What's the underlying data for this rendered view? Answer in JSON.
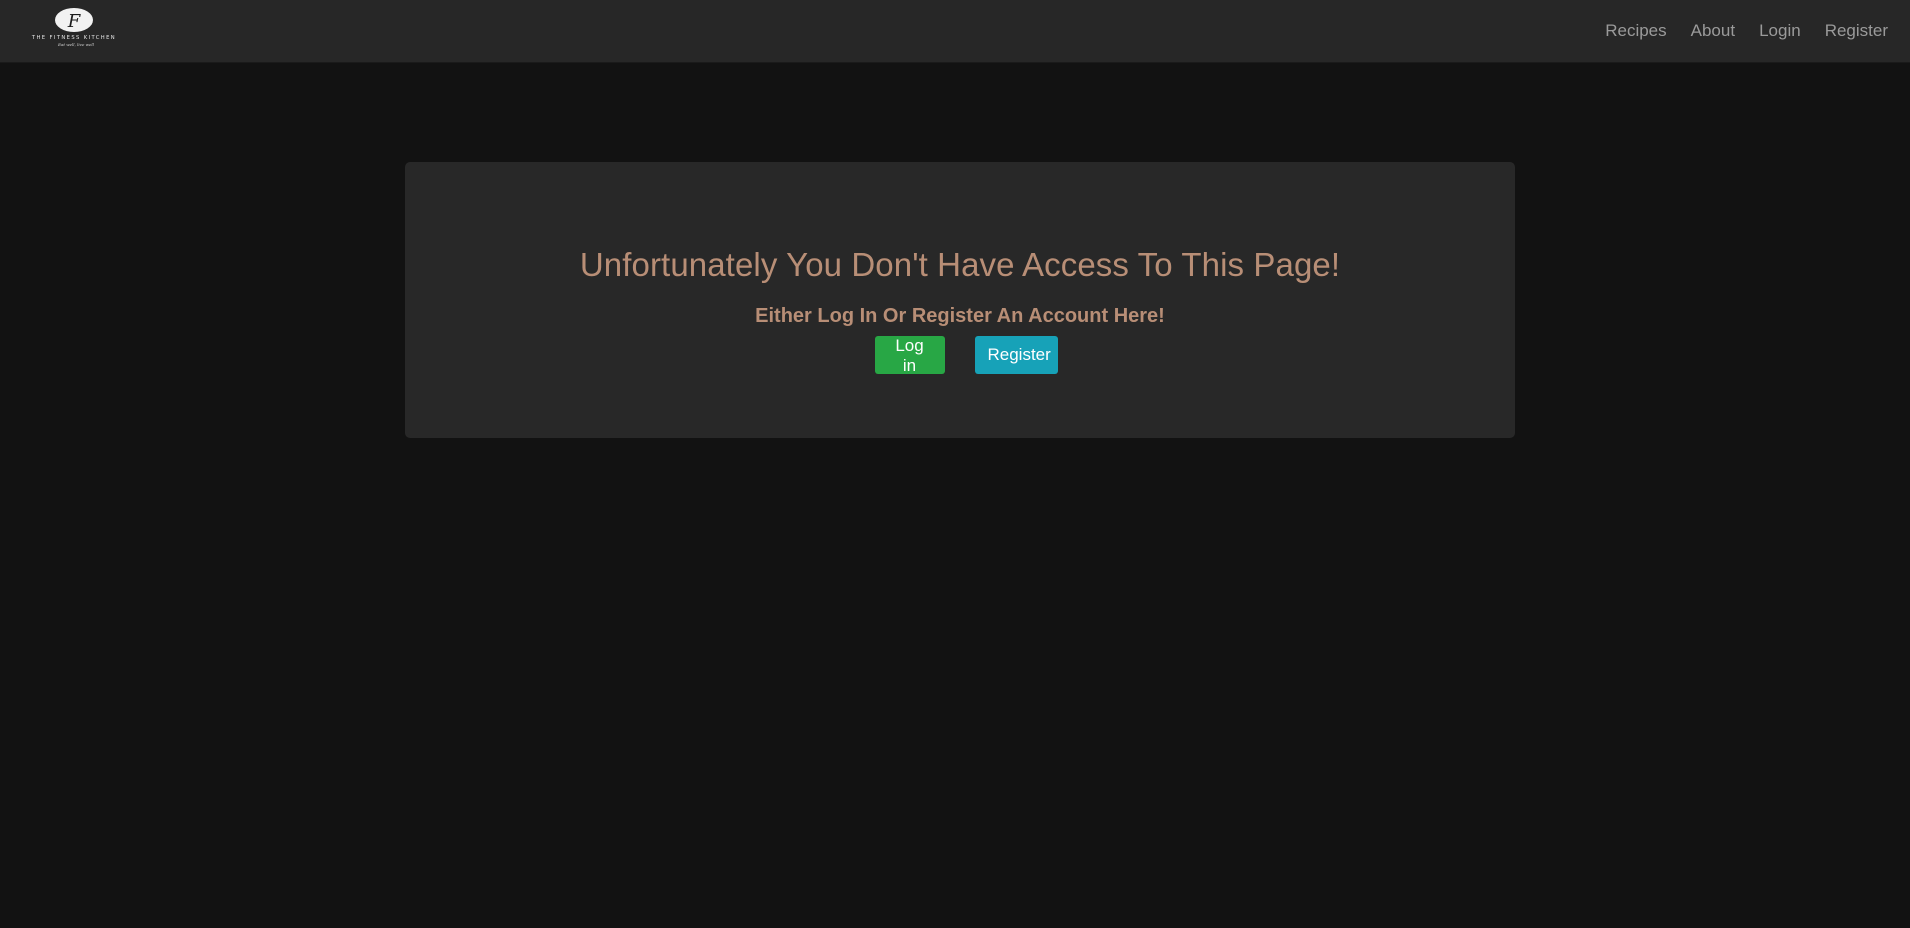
{
  "brand": {
    "logo_initial": "F",
    "name": "THE FITNESS KITCHEN",
    "tagline": "Eat well, live well"
  },
  "nav": {
    "items": [
      {
        "label": "Recipes"
      },
      {
        "label": "About"
      },
      {
        "label": "Login"
      },
      {
        "label": "Register"
      }
    ]
  },
  "main": {
    "title": "Unfortunately You Don't Have Access To This Page!",
    "subtitle": "Either Log In Or Register An Account Here!",
    "login_button": "Log in",
    "register_button": "Register"
  },
  "colors": {
    "page_bg": "#121212",
    "navbar_bg": "#272727",
    "panel_bg": "#282828",
    "heading": "#b88e76",
    "login_button": "#28a745",
    "register_button": "#17a2b8"
  }
}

_Directions_
Omit every picture, then repeat the remaining data exactly as it appears above.

_Response to the task_
What's the underlying data for this rendered view? Answer in JSON.
{
  "brand": {
    "logo_initial": "F",
    "name": "THE FITNESS KITCHEN",
    "tagline": "Eat well, live well"
  },
  "nav": {
    "items": [
      {
        "label": "Recipes"
      },
      {
        "label": "About"
      },
      {
        "label": "Login"
      },
      {
        "label": "Register"
      }
    ]
  },
  "main": {
    "title": "Unfortunately You Don't Have Access To This Page!",
    "subtitle": "Either Log In Or Register An Account Here!",
    "login_button": "Log in",
    "register_button": "Register"
  },
  "colors": {
    "page_bg": "#121212",
    "navbar_bg": "#272727",
    "panel_bg": "#282828",
    "heading": "#b88e76",
    "login_button": "#28a745",
    "register_button": "#17a2b8"
  }
}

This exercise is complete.